Some records:
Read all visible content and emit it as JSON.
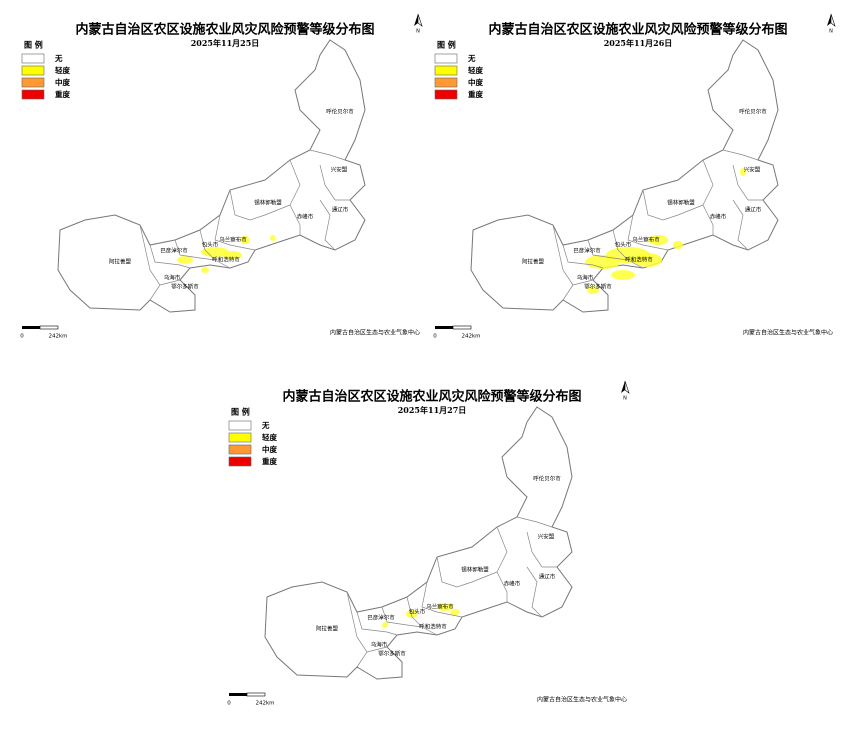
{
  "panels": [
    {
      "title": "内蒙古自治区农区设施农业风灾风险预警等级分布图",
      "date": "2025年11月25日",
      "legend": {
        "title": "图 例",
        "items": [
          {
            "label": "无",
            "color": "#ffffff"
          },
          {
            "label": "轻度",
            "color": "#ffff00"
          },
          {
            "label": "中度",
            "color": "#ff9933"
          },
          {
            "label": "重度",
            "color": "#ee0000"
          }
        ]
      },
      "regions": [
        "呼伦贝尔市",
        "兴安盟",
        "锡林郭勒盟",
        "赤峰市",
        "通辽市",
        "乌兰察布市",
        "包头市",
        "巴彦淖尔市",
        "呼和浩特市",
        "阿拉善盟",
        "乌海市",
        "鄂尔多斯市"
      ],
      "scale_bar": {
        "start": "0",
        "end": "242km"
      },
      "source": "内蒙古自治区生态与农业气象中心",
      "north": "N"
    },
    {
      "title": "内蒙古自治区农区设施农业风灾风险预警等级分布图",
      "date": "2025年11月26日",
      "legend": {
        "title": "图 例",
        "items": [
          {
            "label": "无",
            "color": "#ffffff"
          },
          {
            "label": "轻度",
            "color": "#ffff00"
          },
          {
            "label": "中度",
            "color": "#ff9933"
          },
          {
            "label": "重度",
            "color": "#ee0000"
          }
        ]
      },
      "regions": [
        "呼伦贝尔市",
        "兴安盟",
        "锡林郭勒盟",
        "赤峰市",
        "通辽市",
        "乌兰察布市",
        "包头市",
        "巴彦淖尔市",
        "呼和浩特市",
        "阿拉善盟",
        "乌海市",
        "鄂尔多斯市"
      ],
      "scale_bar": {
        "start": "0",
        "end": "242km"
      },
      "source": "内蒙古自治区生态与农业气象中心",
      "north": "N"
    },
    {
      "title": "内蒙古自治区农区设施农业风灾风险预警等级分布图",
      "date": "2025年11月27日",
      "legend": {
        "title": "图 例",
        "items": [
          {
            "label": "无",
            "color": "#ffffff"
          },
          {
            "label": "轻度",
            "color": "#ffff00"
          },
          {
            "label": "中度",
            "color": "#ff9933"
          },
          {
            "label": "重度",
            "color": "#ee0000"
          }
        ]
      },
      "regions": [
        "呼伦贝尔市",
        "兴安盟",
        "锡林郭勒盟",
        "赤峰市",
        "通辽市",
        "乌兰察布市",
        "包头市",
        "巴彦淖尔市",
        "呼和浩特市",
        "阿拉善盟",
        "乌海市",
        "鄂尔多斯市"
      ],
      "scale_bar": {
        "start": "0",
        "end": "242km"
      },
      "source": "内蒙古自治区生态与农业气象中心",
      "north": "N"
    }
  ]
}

## PROMPT
Print every entry exactly as written, without the pictures.

## SOLUTION
Read all visible content and emit it as JSON.
{
  "panels": [
    {
      "title": "内蒙古自治区农区设施农业风灾风险预警等级分布图",
      "date": "2025年11月25日",
      "legend": {
        "title": "图 例",
        "items": [
          {
            "label": "无",
            "color": "#ffffff"
          },
          {
            "label": "轻度",
            "color": "#ffff00"
          },
          {
            "label": "中度",
            "color": "#ff9933"
          },
          {
            "label": "重度",
            "color": "#ee0000"
          }
        ]
      },
      "regions": [
        "呼伦贝尔市",
        "兴安盟",
        "锡林郭勒盟",
        "赤峰市",
        "通辽市",
        "乌兰察布市",
        "包头市",
        "巴彦淖尔市",
        "呼和浩特市",
        "阿拉善盟",
        "乌海市",
        "鄂尔多斯市"
      ],
      "scale_bar": {
        "start": "0",
        "end": "242km"
      },
      "source": "内蒙古自治区生态与农业气象中心",
      "north": "N"
    },
    {
      "title": "内蒙古自治区农区设施农业风灾风险预警等级分布图",
      "date": "2025年11月26日",
      "legend": {
        "title": "图 例",
        "items": [
          {
            "label": "无",
            "color": "#ffffff"
          },
          {
            "label": "轻度",
            "color": "#ffff00"
          },
          {
            "label": "中度",
            "color": "#ff9933"
          },
          {
            "label": "重度",
            "color": "#ee0000"
          }
        ]
      },
      "regions": [
        "呼伦贝尔市",
        "兴安盟",
        "锡林郭勒盟",
        "赤峰市",
        "通辽市",
        "乌兰察布市",
        "包头市",
        "巴彦淖尔市",
        "呼和浩特市",
        "阿拉善盟",
        "乌海市",
        "鄂尔多斯市"
      ],
      "scale_bar": {
        "start": "0",
        "end": "242km"
      },
      "source": "内蒙古自治区生态与农业气象中心",
      "north": "N"
    },
    {
      "title": "内蒙古自治区农区设施农业风灾风险预警等级分布图",
      "date": "2025年11月27日",
      "legend": {
        "title": "图 例",
        "items": [
          {
            "label": "无",
            "color": "#ffffff"
          },
          {
            "label": "轻度",
            "color": "#ffff00"
          },
          {
            "label": "中度",
            "color": "#ff9933"
          },
          {
            "label": "重度",
            "color": "#ee0000"
          }
        ]
      },
      "regions": [
        "呼伦贝尔市",
        "兴安盟",
        "锡林郭勒盟",
        "赤峰市",
        "通辽市",
        "乌兰察布市",
        "包头市",
        "巴彦淖尔市",
        "呼和浩特市",
        "阿拉善盟",
        "乌海市",
        "鄂尔多斯市"
      ],
      "scale_bar": {
        "start": "0",
        "end": "242km"
      },
      "source": "内蒙古自治区生态与农业气象中心",
      "north": "N"
    }
  ]
}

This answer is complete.